* [Data to process]
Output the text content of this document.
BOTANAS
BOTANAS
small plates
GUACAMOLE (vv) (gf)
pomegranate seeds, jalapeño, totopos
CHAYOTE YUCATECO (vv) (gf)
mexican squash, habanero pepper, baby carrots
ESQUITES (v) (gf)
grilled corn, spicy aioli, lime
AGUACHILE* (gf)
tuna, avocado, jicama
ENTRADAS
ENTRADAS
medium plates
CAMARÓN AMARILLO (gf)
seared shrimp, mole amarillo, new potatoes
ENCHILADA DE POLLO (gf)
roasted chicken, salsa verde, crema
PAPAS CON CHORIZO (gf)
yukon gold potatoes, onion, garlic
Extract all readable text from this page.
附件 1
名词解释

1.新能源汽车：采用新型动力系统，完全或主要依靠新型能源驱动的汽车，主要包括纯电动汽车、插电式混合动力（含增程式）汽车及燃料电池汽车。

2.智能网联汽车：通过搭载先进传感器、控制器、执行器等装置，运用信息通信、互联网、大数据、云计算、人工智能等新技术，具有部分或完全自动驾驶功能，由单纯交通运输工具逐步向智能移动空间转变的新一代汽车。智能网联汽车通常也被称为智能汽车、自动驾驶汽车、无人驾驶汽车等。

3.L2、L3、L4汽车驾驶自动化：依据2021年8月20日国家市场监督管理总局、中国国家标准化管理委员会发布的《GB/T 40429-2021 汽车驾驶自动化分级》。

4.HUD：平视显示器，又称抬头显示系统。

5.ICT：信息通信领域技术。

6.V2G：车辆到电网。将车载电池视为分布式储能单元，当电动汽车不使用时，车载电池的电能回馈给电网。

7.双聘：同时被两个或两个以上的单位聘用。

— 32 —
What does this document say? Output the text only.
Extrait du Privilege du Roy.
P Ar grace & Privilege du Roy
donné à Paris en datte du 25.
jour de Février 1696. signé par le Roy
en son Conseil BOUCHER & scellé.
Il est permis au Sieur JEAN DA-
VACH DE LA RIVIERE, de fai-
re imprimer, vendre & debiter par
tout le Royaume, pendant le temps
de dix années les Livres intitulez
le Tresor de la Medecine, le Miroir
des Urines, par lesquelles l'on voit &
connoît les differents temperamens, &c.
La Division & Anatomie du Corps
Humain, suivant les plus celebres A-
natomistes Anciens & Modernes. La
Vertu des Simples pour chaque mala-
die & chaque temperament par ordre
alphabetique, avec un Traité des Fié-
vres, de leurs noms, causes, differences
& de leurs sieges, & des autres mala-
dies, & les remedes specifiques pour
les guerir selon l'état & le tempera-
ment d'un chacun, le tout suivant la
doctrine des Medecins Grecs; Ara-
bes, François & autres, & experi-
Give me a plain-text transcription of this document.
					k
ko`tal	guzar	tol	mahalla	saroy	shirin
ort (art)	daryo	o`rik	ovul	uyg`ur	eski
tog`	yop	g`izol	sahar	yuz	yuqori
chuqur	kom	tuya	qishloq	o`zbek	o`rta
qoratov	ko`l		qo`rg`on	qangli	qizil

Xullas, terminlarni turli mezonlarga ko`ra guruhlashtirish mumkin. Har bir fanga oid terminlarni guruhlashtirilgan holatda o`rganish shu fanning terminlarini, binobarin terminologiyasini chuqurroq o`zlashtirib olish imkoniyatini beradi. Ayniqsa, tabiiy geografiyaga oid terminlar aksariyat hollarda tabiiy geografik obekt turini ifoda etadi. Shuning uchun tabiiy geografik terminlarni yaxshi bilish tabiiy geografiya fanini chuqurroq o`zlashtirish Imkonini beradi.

* [Exercise objective]
Reproduce the whole listing word for word.

* [Output for this exercise]
Output the text content of this document.
BOTANAS
BOTANAS
small plates
GUACAMOLE (vv) (gf)
pomegranate seeds, jalapeño, totopos
CHAYOTE YUCATECO (vv) (gf)
mexican squash, habanero pepper, baby carrots
ESQUITES (v) (gf)
grilled corn, spicy aioli, lime
AGUACHILE* (gf)
tuna, avocado, jicama
ENTRADAS
ENTRADAS
medium plates
CAMARÓN AMARILLO (gf)
seared shrimp, mole amarillo, new potatoes
ENCHILADA DE POLLO (gf)
roasted chicken, salsa verde, crema
PAPAS CON CHORIZO (gf)
yukon gold potatoes, onion, garlic
Extract all readable text from this page.
附件 1
名词解释

1.新能源汽车：采用新型动力系统，完全或主要依靠新型能源驱动的汽车，主要包括纯电动汽车、插电式混合动力（含增程式）汽车及燃料电池汽车。

2.智能网联汽车：通过搭载先进传感器、控制器、执行器等装置，运用信息通信、互联网、大数据、云计算、人工智能等新技术，具有部分或完全自动驾驶功能，由单纯交通运输工具逐步向智能移动空间转变的新一代汽车。智能网联汽车通常也被称为智能汽车、自动驾驶汽车、无人驾驶汽车等。

3.L2、L3、L4汽车驾驶自动化：依据2021年8月20日国家市场监督管理总局、中国国家标准化管理委员会发布的《GB/T 40429-2021 汽车驾驶自动化分级》。

4.HUD：平视显示器，又称抬头显示系统。

5.ICT：信息通信领域技术。

6.V2G：车辆到电网。将车载电池视为分布式储能单元，当电动汽车不使用时，车载电池的电能回馈给电网。

7.双聘：同时被两个或两个以上的单位聘用。

— 32 —
What does this document say? Output the text only.
Extrait du Privilege du Roy.
P Ar grace & Privilege du Roy
donné à Paris en datte du 25.
jour de Février 1696. signé par le Roy
en son Conseil BOUCHER & scellé.
Il est permis au Sieur JEAN DA-
VACH DE LA RIVIERE, de fai-
re imprimer, vendre & debiter par
tout le Royaume, pendant le temps
de dix années les Livres intitulez
le Tresor de la Medecine, le Miroir
des Urines, par lesquelles l'on voit &
connoît les differents temperamens, &c.
La Division & Anatomie du Corps
Humain, suivant les plus celebres A-
natomistes Anciens & Modernes. La
Vertu des Simples pour chaque mala-
die & chaque temperament par ordre
alphabetique, avec un Traité des Fié-
vres, de leurs noms, causes, differences
& de leurs sieges, & des autres mala-
dies, & les remedes specifiques pour
les guerir selon l'état & le tempera-
ment d'un chacun, le tout suivant la
doctrine des Medecins Grecs; Ara-
bes, François & autres, & experi-
Give me a plain-text transcription of this document.
					k
ko`tal	guzar	tol	mahalla	saroy	shirin
ort (art)	daryo	o`rik	ovul	uyg`ur	eski
tog`	yop	g`izol	sahar	yuz	yuqori
chuqur	kom	tuya	qishloq	o`zbek	o`rta
qoratov	ko`l		qo`rg`on	qangli	qizil

Xullas, terminlarni turli mezonlarga ko`ra guruhlashtirish mumkin. Har bir fanga oid terminlarni guruhlashtirilgan holatda o`rganish shu fanning terminlarini, binobarin terminologiyasini chuqurroq o`zlashtirib olish imkoniyatini beradi. Ayniqsa, tabiiy geografiyaga oid terminlar aksariyat hollarda tabiiy geografik obekt turini ifoda etadi. Shuning uchun tabiiy geografik terminlarni yaxshi bilish tabiiy geografiya fanini chuqurroq o`zlashtirish Imkonini beradi.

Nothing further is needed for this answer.